(Saved entries)
-------------------------

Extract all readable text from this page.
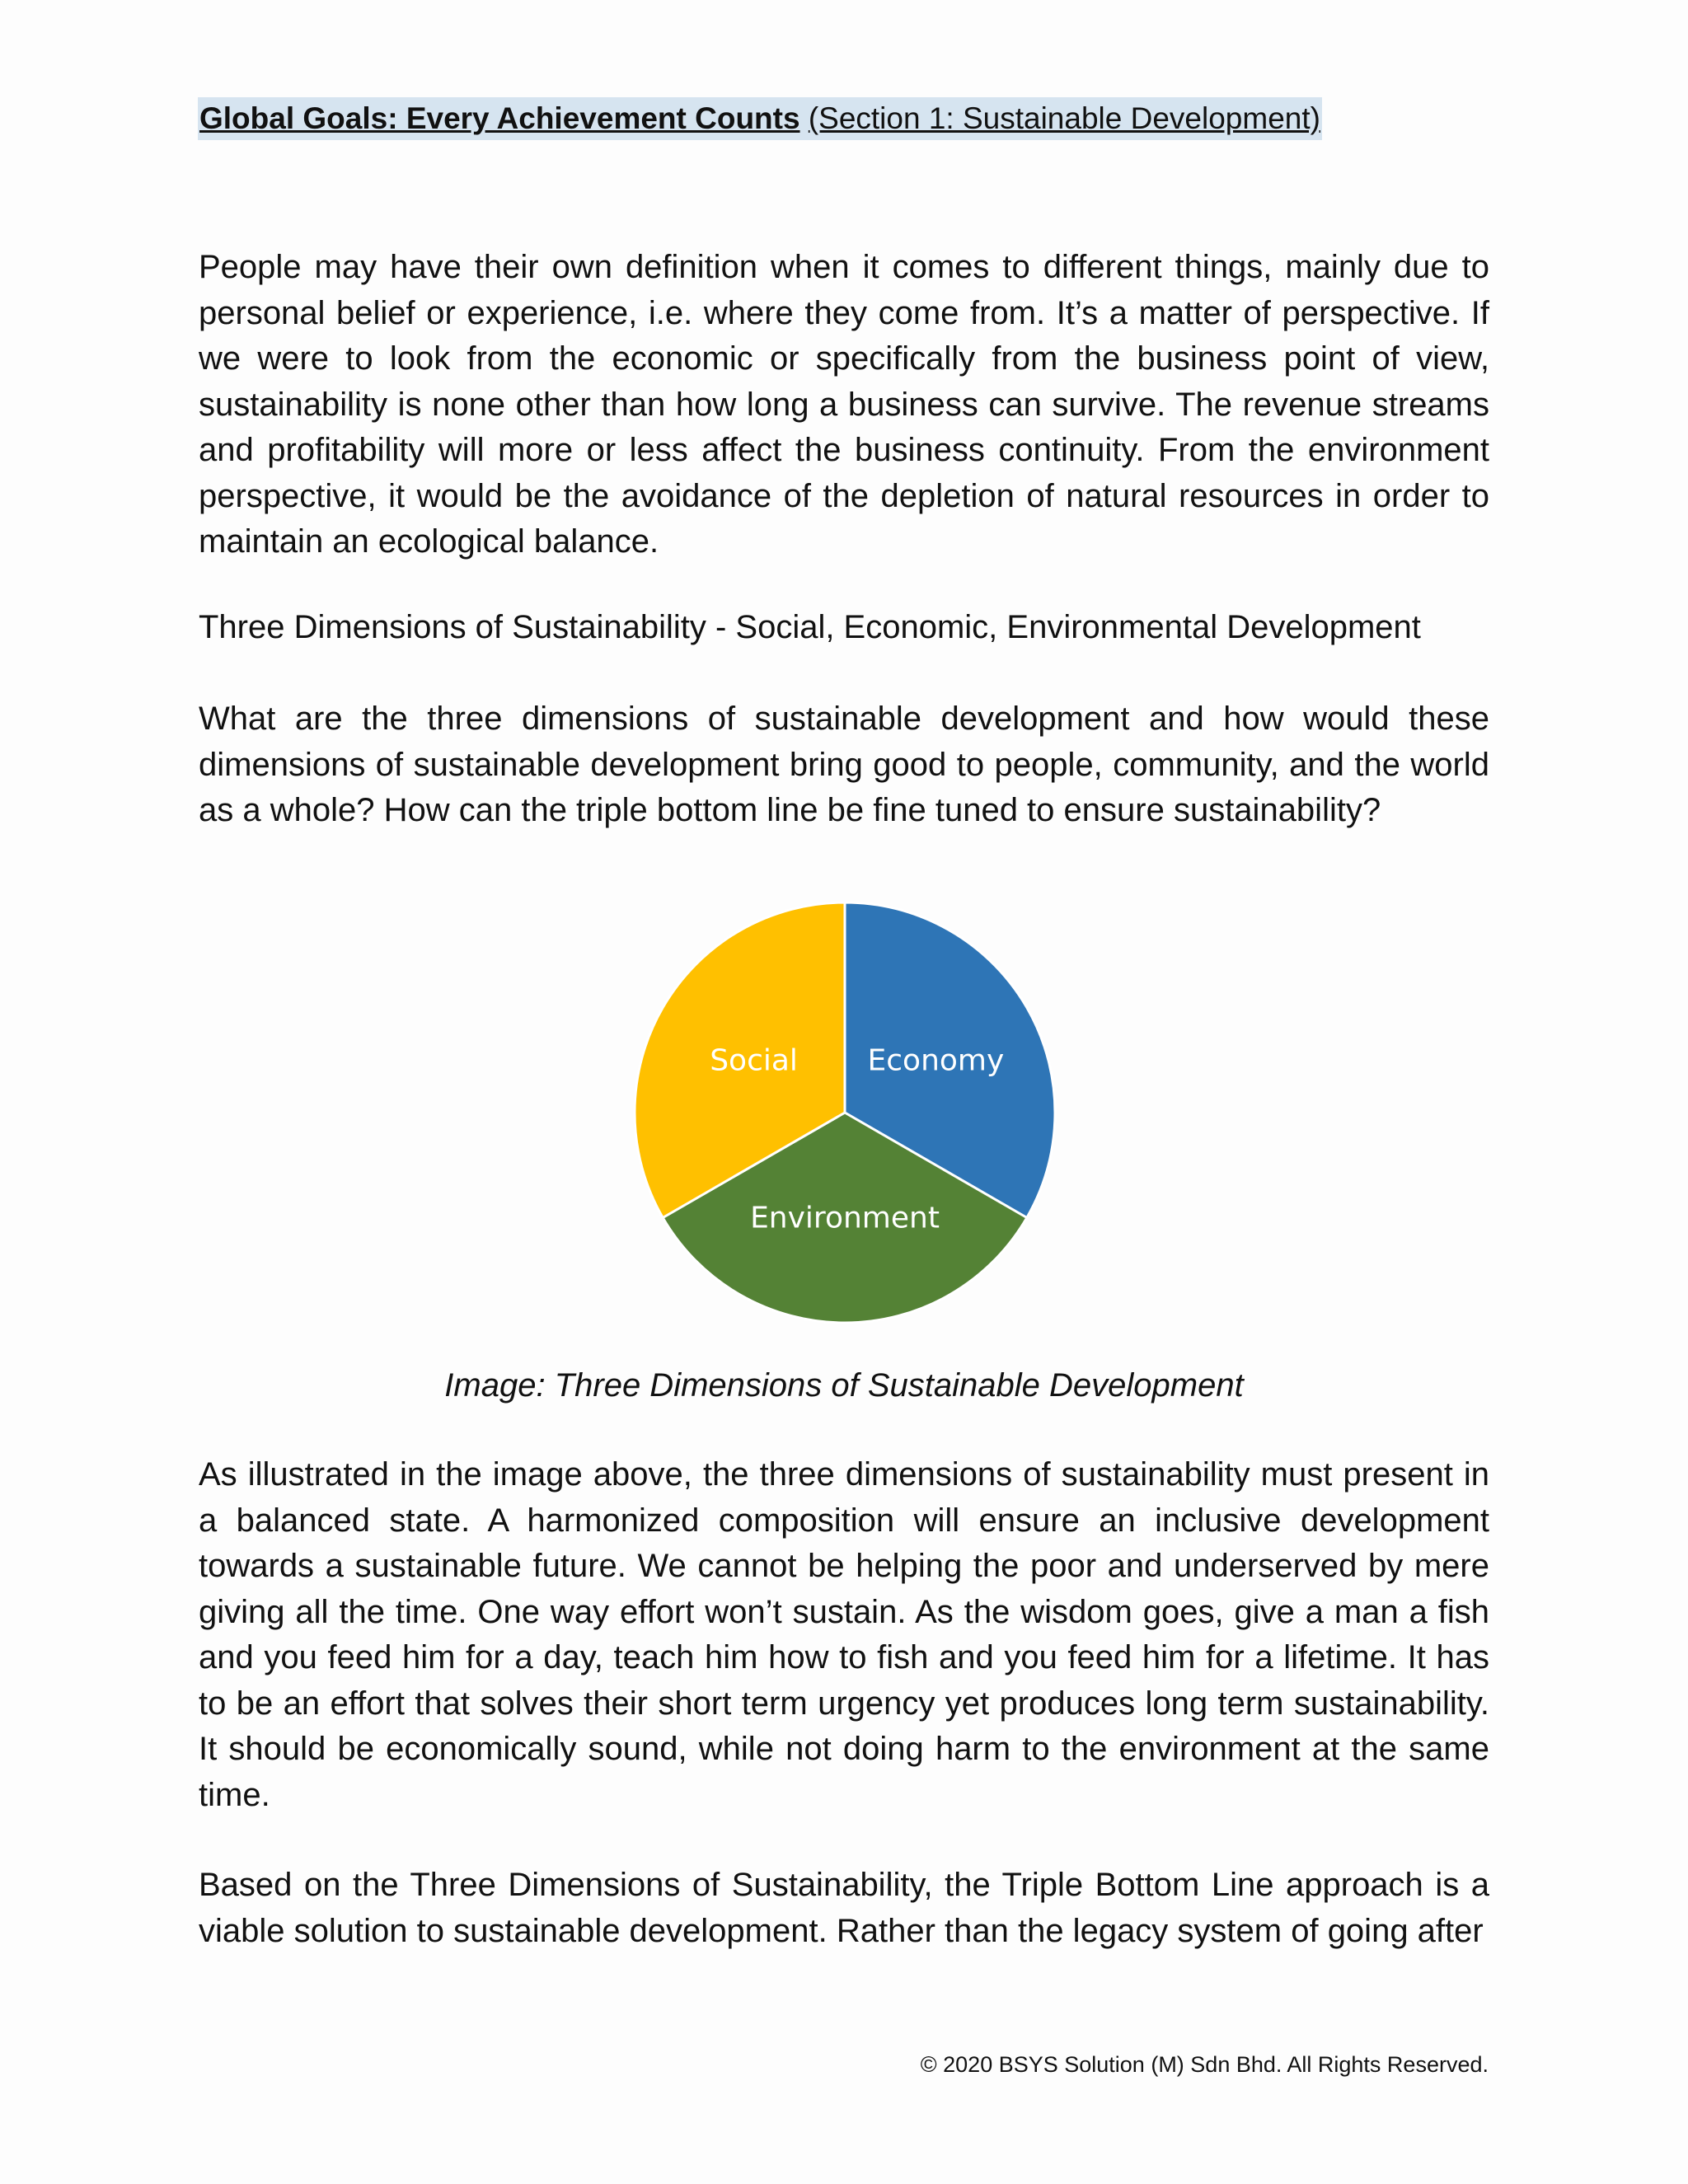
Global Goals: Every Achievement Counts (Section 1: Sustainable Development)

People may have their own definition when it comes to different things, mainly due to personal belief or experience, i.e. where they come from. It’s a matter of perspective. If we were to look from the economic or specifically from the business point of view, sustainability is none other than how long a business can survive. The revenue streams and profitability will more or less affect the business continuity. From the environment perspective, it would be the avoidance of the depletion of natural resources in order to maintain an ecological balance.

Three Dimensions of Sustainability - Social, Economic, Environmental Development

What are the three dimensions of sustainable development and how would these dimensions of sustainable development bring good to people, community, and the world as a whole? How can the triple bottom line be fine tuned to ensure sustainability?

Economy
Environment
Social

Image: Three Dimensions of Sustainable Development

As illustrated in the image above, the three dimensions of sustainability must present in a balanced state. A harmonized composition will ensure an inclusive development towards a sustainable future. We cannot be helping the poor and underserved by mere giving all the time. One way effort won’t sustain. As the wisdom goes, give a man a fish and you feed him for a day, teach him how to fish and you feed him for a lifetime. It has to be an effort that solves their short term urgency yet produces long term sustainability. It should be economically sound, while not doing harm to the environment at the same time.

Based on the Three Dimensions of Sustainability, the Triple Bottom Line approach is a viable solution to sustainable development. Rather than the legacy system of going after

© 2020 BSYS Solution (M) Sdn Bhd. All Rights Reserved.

-------------------------

■ Directions ■
Pictures in the records above are left out; print everything else exactly as written.

■ The output ■
Extract all readable text from this page.
Global Goals: Every Achievement Counts (Section 1: Sustainable Development)

People may have their own definition when it comes to different things, mainly due to personal belief or experience, i.e. where they come from. It’s a matter of perspective. If we were to look from the economic or specifically from the business point of view, sustainability is none other than how long a business can survive. The revenue streams and profitability will more or less affect the business continuity. From the environment perspective, it would be the avoidance of the depletion of natural resources in order to maintain an ecological balance.

Three Dimensions of Sustainability - Social, Economic, Environmental Development

What are the three dimensions of sustainable development and how would these dimensions of sustainable development bring good to people, community, and the world as a whole? How can the triple bottom line be fine tuned to ensure sustainability?

Economy
Environment
Social

Image: Three Dimensions of Sustainable Development

As illustrated in the image above, the three dimensions of sustainability must present in a balanced state. A harmonized composition will ensure an inclusive development towards a sustainable future. We cannot be helping the poor and underserved by mere giving all the time. One way effort won’t sustain. As the wisdom goes, give a man a fish and you feed him for a day, teach him how to fish and you feed him for a lifetime. It has to be an effort that solves their short term urgency yet produces long term sustainability. It should be economically sound, while not doing harm to the environment at the same time.

Based on the Three Dimensions of Sustainability, the Triple Bottom Line approach is a viable solution to sustainable development. Rather than the legacy system of going after

© 2020 BSYS Solution (M) Sdn Bhd. All Rights Reserved.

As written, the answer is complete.